::: ROWS
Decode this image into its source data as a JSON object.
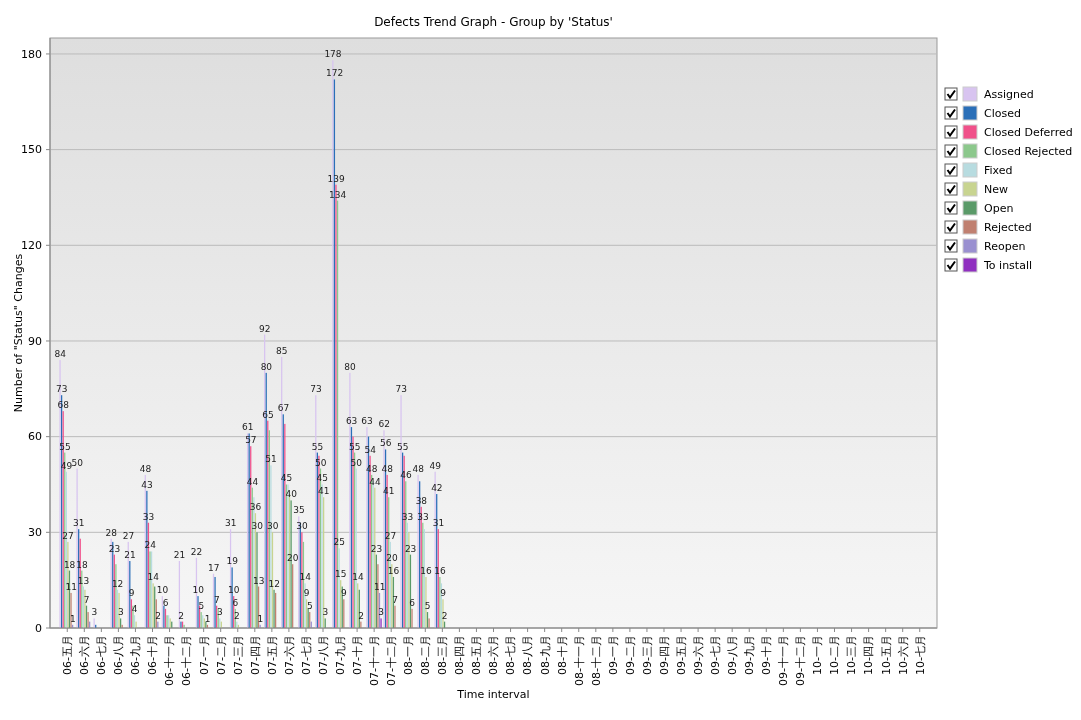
{
  "chart_data": {
    "type": "bar",
    "title": "Defects Trend Graph - Group by 'Status'",
    "xlabel": "Time interval",
    "ylabel": "Number of \"Status\" Changes",
    "categories": [
      "06-五月",
      "06-六月",
      "06-七月",
      "06-八月",
      "06-九月",
      "06-十月",
      "06-十一月",
      "06-十二月",
      "07-一月",
      "07-二月",
      "07-三月",
      "07-四月",
      "07-五月",
      "07-六月",
      "07-七月",
      "07-八月",
      "07-九月",
      "07-十月",
      "07-十一月",
      "07-十二月",
      "08-一月",
      "08-二月",
      "08-三月",
      "08-四月",
      "08-五月",
      "08-六月",
      "08-七月",
      "08-八月",
      "08-九月",
      "08-十月",
      "08-十一月",
      "08-十二月",
      "09-一月",
      "09-二月",
      "09-三月",
      "09-四月",
      "09-五月",
      "09-六月",
      "09-七月",
      "09-八月",
      "09-九月",
      "09-十月",
      "09-十一月",
      "09-十二月",
      "10-一月",
      "10-二月",
      "10-三月",
      "10-四月",
      "10-五月",
      "10-六月",
      "10-七月"
    ],
    "series": [
      {
        "name": "Assigned",
        "color": "#d8c4f0",
        "values": [
          84,
          50,
          3,
          28,
          27,
          48,
          10,
          21,
          22,
          17,
          31,
          61,
          92,
          85,
          35,
          73,
          178,
          80,
          63,
          62,
          73,
          48,
          49,
          null,
          null,
          null,
          null,
          null,
          null,
          null,
          null,
          null,
          null,
          null,
          null,
          null,
          null,
          null,
          null,
          null,
          null,
          null,
          null,
          null,
          null,
          null,
          null,
          null,
          null,
          null,
          null
        ],
        "value_labels": [
          "84",
          "50",
          "3",
          "28",
          "27",
          "48",
          "10",
          "21",
          "22",
          "17",
          "31",
          "61",
          "92",
          "85",
          "35",
          "73",
          "178",
          "80",
          "63",
          "62",
          "73",
          "48",
          "49",
          null,
          null,
          null,
          null,
          null,
          null,
          null,
          null,
          null,
          null,
          null,
          null,
          null,
          null,
          null,
          null,
          null,
          null,
          null,
          null,
          null,
          null,
          null,
          null,
          null,
          null,
          null,
          null
        ]
      },
      {
        "name": "Closed",
        "color": "#2a6fb8",
        "values": [
          73,
          31,
          1,
          27,
          21,
          43,
          7,
          2,
          10,
          16,
          19,
          61,
          80,
          67,
          33,
          55,
          172,
          63,
          60,
          56,
          55,
          46,
          42,
          null,
          null,
          null,
          null,
          null,
          null,
          null,
          null,
          null,
          null,
          null,
          null,
          null,
          null,
          null,
          null,
          null,
          null,
          null,
          null,
          null,
          null,
          null,
          null,
          null,
          null,
          null,
          null
        ],
        "value_labels": [
          "73",
          "31",
          null,
          null,
          "21",
          "43",
          null,
          "2",
          "10",
          null,
          "19",
          null,
          "80",
          "67",
          null,
          "55",
          "172",
          "63",
          null,
          "56",
          "55",
          null,
          "42",
          null,
          null,
          null,
          null,
          null,
          null,
          null,
          null,
          null,
          null,
          null,
          null,
          null,
          null,
          null,
          null,
          null,
          null,
          null,
          null,
          null,
          null,
          null,
          null,
          null,
          null,
          null,
          null
        ]
      },
      {
        "name": "Closed Deferred",
        "color": "#f0508a",
        "values": [
          68,
          28,
          null,
          23,
          9,
          33,
          6,
          2,
          7,
          7,
          10,
          57,
          65,
          64,
          30,
          54,
          139,
          60,
          54,
          48,
          54,
          38,
          31,
          null,
          null,
          null,
          null,
          null,
          null,
          null,
          null,
          null,
          null,
          null,
          null,
          null,
          null,
          null,
          null,
          null,
          null,
          null,
          null,
          null,
          null,
          null,
          null,
          null,
          null,
          null,
          null
        ],
        "value_labels": [
          "68",
          null,
          null,
          "23",
          "9",
          "33",
          "6",
          null,
          null,
          "7",
          "10",
          "57",
          "65",
          null,
          "30",
          null,
          "139",
          null,
          "54",
          "48",
          null,
          "38",
          "31",
          null,
          null,
          null,
          null,
          null,
          null,
          null,
          null,
          null,
          null,
          null,
          null,
          null,
          null,
          null,
          null,
          null,
          null,
          null,
          null,
          null,
          null,
          null,
          null,
          null,
          null,
          null,
          null
        ]
      },
      {
        "name": "Closed Rejected",
        "color": "#8cc88c",
        "values": [
          55,
          18,
          null,
          20,
          7,
          24,
          4,
          1,
          5,
          6,
          6,
          44,
          62,
          45,
          27,
          50,
          134,
          55,
          48,
          41,
          46,
          33,
          16,
          null,
          null,
          null,
          null,
          null,
          null,
          null,
          null,
          null,
          null,
          null,
          null,
          null,
          null,
          null,
          null,
          null,
          null,
          null,
          null,
          null,
          null,
          null,
          null,
          null,
          null,
          null,
          null
        ],
        "value_labels": [
          "55",
          "18",
          null,
          null,
          null,
          "24",
          null,
          null,
          "5",
          null,
          "6",
          "44",
          null,
          "45",
          null,
          "50",
          "134",
          "55",
          "48",
          "41",
          "46",
          "33",
          "16",
          null,
          null,
          null,
          null,
          null,
          null,
          null,
          null,
          null,
          null,
          null,
          null,
          null,
          null,
          null,
          null,
          null,
          null,
          null,
          null,
          null,
          null,
          null,
          null,
          null,
          null,
          null,
          null
        ]
      },
      {
        "name": "Fixed",
        "color": "#b8dce0",
        "values": [
          49,
          13,
          null,
          12,
          4,
          24,
          4,
          null,
          4,
          3,
          2,
          41,
          51,
          45,
          14,
          45,
          25,
          50,
          46,
          27,
          33,
          31,
          14,
          null,
          null,
          null,
          null,
          null,
          null,
          null,
          null,
          null,
          null,
          null,
          null,
          null,
          null,
          null,
          null,
          null,
          null,
          null,
          null,
          null,
          null,
          null,
          null,
          null,
          null,
          null,
          null
        ],
        "value_labels": [
          "49",
          "13",
          null,
          "12",
          "4",
          null,
          null,
          null,
          null,
          "3",
          "2",
          null,
          "51",
          null,
          "14",
          "45",
          "25",
          "50",
          null,
          "27",
          "33",
          null,
          null,
          null,
          null,
          null,
          null,
          null,
          null,
          null,
          null,
          null,
          null,
          null,
          null,
          null,
          null,
          null,
          null,
          null,
          null,
          null,
          null,
          null,
          null,
          null,
          null,
          null,
          null,
          null,
          null
        ]
      },
      {
        "name": "New",
        "color": "#c8d490",
        "values": [
          27,
          12,
          null,
          11,
          2,
          14,
          3,
          null,
          3,
          2,
          1,
          36,
          30,
          42,
          9,
          41,
          15,
          14,
          44,
          20,
          30,
          16,
          9,
          null,
          null,
          null,
          null,
          null,
          null,
          null,
          null,
          null,
          null,
          null,
          null,
          null,
          null,
          null,
          null,
          null,
          null,
          null,
          null,
          null,
          null,
          null,
          null,
          null,
          null,
          null,
          null
        ],
        "value_labels": [
          "27",
          null,
          null,
          null,
          null,
          "14",
          null,
          null,
          null,
          null,
          null,
          "36",
          "30",
          null,
          "9",
          "41",
          "15",
          "14",
          "44",
          "20",
          null,
          "16",
          "9",
          null,
          null,
          null,
          null,
          null,
          null,
          null,
          null,
          null,
          null,
          null,
          null,
          null,
          null,
          null,
          null,
          null,
          null,
          null,
          null,
          null,
          null,
          null,
          null,
          null,
          null,
          null,
          null
        ]
      },
      {
        "name": "Open",
        "color": "#5a9a68",
        "values": [
          18,
          7,
          null,
          3,
          null,
          13,
          2,
          null,
          2,
          null,
          null,
          30,
          12,
          40,
          6,
          3,
          13,
          12,
          23,
          16,
          23,
          5,
          2,
          null,
          null,
          null,
          null,
          null,
          null,
          null,
          null,
          null,
          null,
          null,
          null,
          null,
          null,
          null,
          null,
          null,
          null,
          null,
          null,
          null,
          null,
          null,
          null,
          null,
          null,
          null,
          null
        ],
        "value_labels": [
          "18",
          "7",
          null,
          "3",
          null,
          null,
          null,
          null,
          null,
          null,
          null,
          "30",
          "12",
          "40",
          null,
          "3",
          null,
          null,
          "23",
          "16",
          "23",
          "5",
          "2",
          null,
          null,
          null,
          null,
          null,
          null,
          null,
          null,
          null,
          null,
          null,
          null,
          null,
          null,
          null,
          null,
          null,
          null,
          null,
          null,
          null,
          null,
          null,
          null,
          null,
          null,
          null,
          null
        ]
      },
      {
        "name": "Rejected",
        "color": "#c08070",
        "values": [
          11,
          5,
          null,
          1,
          null,
          9,
          null,
          null,
          1,
          null,
          null,
          13,
          11,
          20,
          5,
          null,
          9,
          2,
          20,
          7,
          6,
          3,
          null,
          null,
          null,
          null,
          null,
          null,
          null,
          null,
          null,
          null,
          null,
          null,
          null,
          null,
          null,
          null,
          null,
          null,
          null,
          null,
          null,
          null,
          null,
          null,
          null,
          null,
          null,
          null,
          null
        ],
        "value_labels": [
          "11",
          null,
          null,
          null,
          null,
          null,
          null,
          null,
          "1",
          null,
          null,
          "13",
          null,
          "20",
          "5",
          null,
          "9",
          "2",
          null,
          "7",
          "6",
          null,
          null,
          null,
          null,
          null,
          null,
          null,
          null,
          null,
          null,
          null,
          null,
          null,
          null,
          null,
          null,
          null,
          null,
          null,
          null,
          null,
          null,
          null,
          null,
          null,
          null,
          null,
          null,
          null,
          null
        ]
      },
      {
        "name": "Reopen",
        "color": "#9a90d0",
        "values": [
          1,
          2,
          null,
          null,
          null,
          2,
          null,
          null,
          null,
          null,
          null,
          1,
          null,
          null,
          2,
          null,
          null,
          null,
          11,
          null,
          null,
          null,
          null,
          null,
          null,
          null,
          null,
          null,
          null,
          null,
          null,
          null,
          null,
          null,
          null,
          null,
          null,
          null,
          null,
          null,
          null,
          null,
          null,
          null,
          null,
          null,
          null,
          null,
          null,
          null,
          null
        ],
        "value_labels": [
          "1",
          null,
          null,
          null,
          null,
          "2",
          null,
          null,
          null,
          null,
          null,
          "1",
          null,
          null,
          null,
          null,
          null,
          null,
          "11",
          null,
          null,
          null,
          null,
          null,
          null,
          null,
          null,
          null,
          null,
          null,
          null,
          null,
          null,
          null,
          null,
          null,
          null,
          null,
          null,
          null,
          null,
          null,
          null,
          null,
          null,
          null,
          null,
          null,
          null,
          null,
          null
        ]
      },
      {
        "name": "To install",
        "color": "#9030c0",
        "values": [
          null,
          null,
          null,
          null,
          null,
          null,
          null,
          null,
          null,
          null,
          null,
          null,
          null,
          null,
          null,
          null,
          null,
          null,
          3,
          null,
          null,
          null,
          null,
          null,
          null,
          null,
          null,
          null,
          null,
          null,
          null,
          null,
          null,
          null,
          null,
          null,
          null,
          null,
          null,
          null,
          null,
          null,
          null,
          null,
          null,
          null,
          null,
          null,
          null,
          null,
          null
        ],
        "value_labels": [
          null,
          null,
          null,
          null,
          null,
          null,
          null,
          null,
          null,
          null,
          null,
          null,
          null,
          null,
          null,
          null,
          null,
          null,
          "3",
          null,
          null,
          null,
          null,
          null,
          null,
          null,
          null,
          null,
          null,
          null,
          null,
          null,
          null,
          null,
          null,
          null,
          null,
          null,
          null,
          null,
          null,
          null,
          null,
          null,
          null,
          null,
          null,
          null,
          null,
          null,
          null
        ]
      }
    ],
    "ylim": [
      0,
      185
    ],
    "yticks": [
      0,
      30,
      60,
      90,
      120,
      150,
      180
    ],
    "grid": "y",
    "legend": "right"
  }
}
::::::
WRITTEN INSTRUCTION:
Of the lines above, copy each that contains "Rejected".

TASK ANSWER:
        "name": "Closed Rejected",
        "name": "Rejected",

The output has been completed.